'''

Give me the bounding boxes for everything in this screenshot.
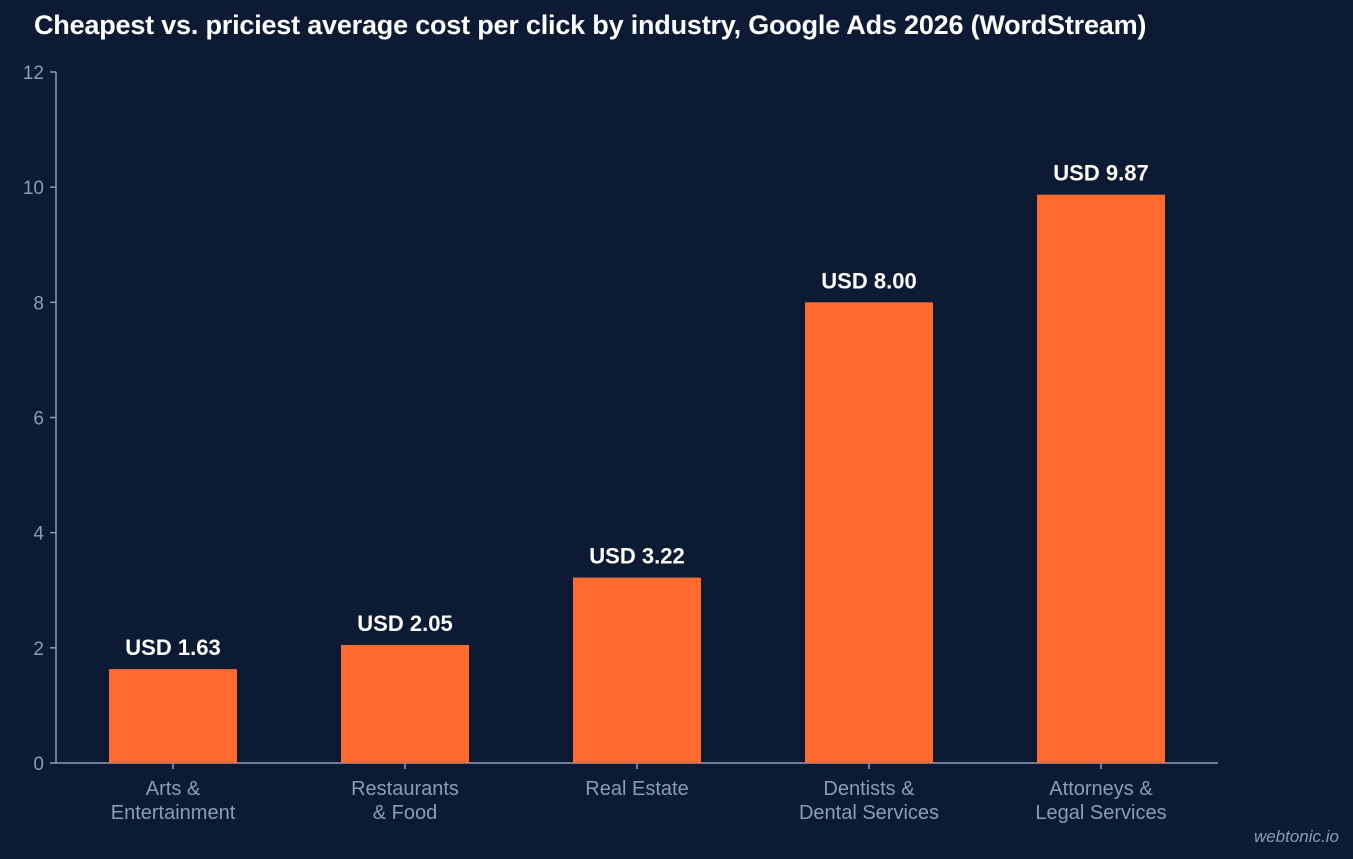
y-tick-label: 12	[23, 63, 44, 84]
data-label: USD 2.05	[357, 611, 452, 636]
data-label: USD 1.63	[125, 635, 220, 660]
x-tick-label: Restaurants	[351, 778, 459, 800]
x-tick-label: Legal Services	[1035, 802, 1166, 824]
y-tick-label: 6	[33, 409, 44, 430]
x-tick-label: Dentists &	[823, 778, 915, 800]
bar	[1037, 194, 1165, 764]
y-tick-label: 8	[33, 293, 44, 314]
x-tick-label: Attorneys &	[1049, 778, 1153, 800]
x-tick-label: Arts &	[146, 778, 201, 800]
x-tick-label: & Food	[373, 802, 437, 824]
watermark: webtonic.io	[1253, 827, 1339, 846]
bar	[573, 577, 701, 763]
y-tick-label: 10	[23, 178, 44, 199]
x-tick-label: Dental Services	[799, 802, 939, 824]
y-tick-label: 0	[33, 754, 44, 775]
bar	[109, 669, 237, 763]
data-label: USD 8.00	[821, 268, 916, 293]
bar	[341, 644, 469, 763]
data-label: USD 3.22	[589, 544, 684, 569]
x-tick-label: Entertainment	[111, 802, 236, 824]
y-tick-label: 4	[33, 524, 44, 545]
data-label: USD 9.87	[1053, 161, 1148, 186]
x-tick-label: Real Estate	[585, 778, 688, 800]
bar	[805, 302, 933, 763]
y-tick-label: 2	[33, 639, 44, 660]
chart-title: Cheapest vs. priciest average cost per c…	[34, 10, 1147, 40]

'''

• _Written task_: Copy out every line of the records above without changing anything, but leave out the pictures.

• _Answer to this exercise_:
Give me the bounding boxes for everything in this screenshot.
y-tick-label: 12	[23, 63, 44, 84]
data-label: USD 2.05	[357, 611, 452, 636]
data-label: USD 1.63	[125, 635, 220, 660]
x-tick-label: Restaurants	[351, 778, 459, 800]
x-tick-label: Legal Services	[1035, 802, 1166, 824]
y-tick-label: 6	[33, 409, 44, 430]
x-tick-label: Dentists &	[823, 778, 915, 800]
bar	[1037, 194, 1165, 764]
y-tick-label: 8	[33, 293, 44, 314]
x-tick-label: Attorneys &	[1049, 778, 1153, 800]
x-tick-label: Arts &	[146, 778, 201, 800]
x-tick-label: & Food	[373, 802, 437, 824]
watermark: webtonic.io	[1253, 827, 1339, 846]
bar	[573, 577, 701, 763]
y-tick-label: 10	[23, 178, 44, 199]
x-tick-label: Dental Services	[799, 802, 939, 824]
y-tick-label: 0	[33, 754, 44, 775]
bar	[109, 669, 237, 763]
data-label: USD 8.00	[821, 268, 916, 293]
bar	[341, 644, 469, 763]
data-label: USD 3.22	[589, 544, 684, 569]
x-tick-label: Entertainment	[111, 802, 236, 824]
y-tick-label: 4	[33, 524, 44, 545]
data-label: USD 9.87	[1053, 161, 1148, 186]
x-tick-label: Real Estate	[585, 778, 688, 800]
bar	[805, 302, 933, 763]
y-tick-label: 2	[33, 639, 44, 660]
chart-title: Cheapest vs. priciest average cost per c…	[34, 10, 1147, 40]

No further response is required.